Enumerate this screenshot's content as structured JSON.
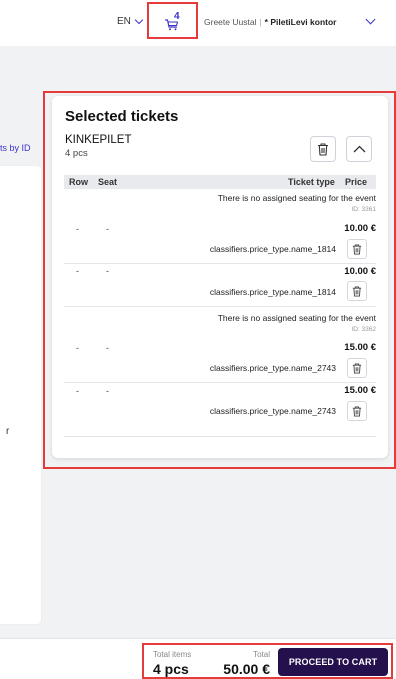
{
  "header": {
    "language": "EN",
    "cart_count": "4",
    "user_name": "Greete Uustal",
    "separator": "|",
    "organization": "* PiletiLevi kontor"
  },
  "left": {
    "link_text": "ts by ID",
    "partial_text": "r"
  },
  "card": {
    "title": "Selected tickets",
    "group": {
      "name": "KINKEPILET",
      "count": "4 pcs"
    },
    "columns": {
      "row": "Row",
      "seat": "Seat",
      "type": "Ticket type",
      "price": "Price"
    },
    "sections": [
      {
        "note": "There is no assigned seating for the event",
        "id": "ID: 3361",
        "tickets": [
          {
            "row": "-",
            "seat": "-",
            "price": "10.00 €",
            "type": "classifiers.price_type.name_1814"
          },
          {
            "row": "-",
            "seat": "-",
            "price": "10.00 €",
            "type": "classifiers.price_type.name_1814"
          }
        ]
      },
      {
        "note": "There is no assigned seating for the event",
        "id": "ID: 3362",
        "tickets": [
          {
            "row": "-",
            "seat": "-",
            "price": "15.00 €",
            "type": "classifiers.price_type.name_2743"
          },
          {
            "row": "-",
            "seat": "-",
            "price": "15.00 €",
            "type": "classifiers.price_type.name_2743"
          }
        ]
      }
    ]
  },
  "footer": {
    "total_items_label": "Total items",
    "total_items_value": "4 pcs",
    "total_label": "Total",
    "total_value": "50.00 €",
    "proceed_label": "PROCEED TO CART"
  },
  "colors": {
    "accent": "#3b33c7",
    "primary_button": "#25104e",
    "highlight": "#e53b3b"
  }
}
-*-
**Aim:** Reproduce the listing word for word and omit its pictures.

**Output of the exercise:**
Enumerate this screenshot's content as structured JSON.
{
  "header": {
    "language": "EN",
    "cart_count": "4",
    "user_name": "Greete Uustal",
    "separator": "|",
    "organization": "* PiletiLevi kontor"
  },
  "left": {
    "link_text": "ts by ID",
    "partial_text": "r"
  },
  "card": {
    "title": "Selected tickets",
    "group": {
      "name": "KINKEPILET",
      "count": "4 pcs"
    },
    "columns": {
      "row": "Row",
      "seat": "Seat",
      "type": "Ticket type",
      "price": "Price"
    },
    "sections": [
      {
        "note": "There is no assigned seating for the event",
        "id": "ID: 3361",
        "tickets": [
          {
            "row": "-",
            "seat": "-",
            "price": "10.00 €",
            "type": "classifiers.price_type.name_1814"
          },
          {
            "row": "-",
            "seat": "-",
            "price": "10.00 €",
            "type": "classifiers.price_type.name_1814"
          }
        ]
      },
      {
        "note": "There is no assigned seating for the event",
        "id": "ID: 3362",
        "tickets": [
          {
            "row": "-",
            "seat": "-",
            "price": "15.00 €",
            "type": "classifiers.price_type.name_2743"
          },
          {
            "row": "-",
            "seat": "-",
            "price": "15.00 €",
            "type": "classifiers.price_type.name_2743"
          }
        ]
      }
    ]
  },
  "footer": {
    "total_items_label": "Total items",
    "total_items_value": "4 pcs",
    "total_label": "Total",
    "total_value": "50.00 €",
    "proceed_label": "PROCEED TO CART"
  },
  "colors": {
    "accent": "#3b33c7",
    "primary_button": "#25104e",
    "highlight": "#e53b3b"
  }
}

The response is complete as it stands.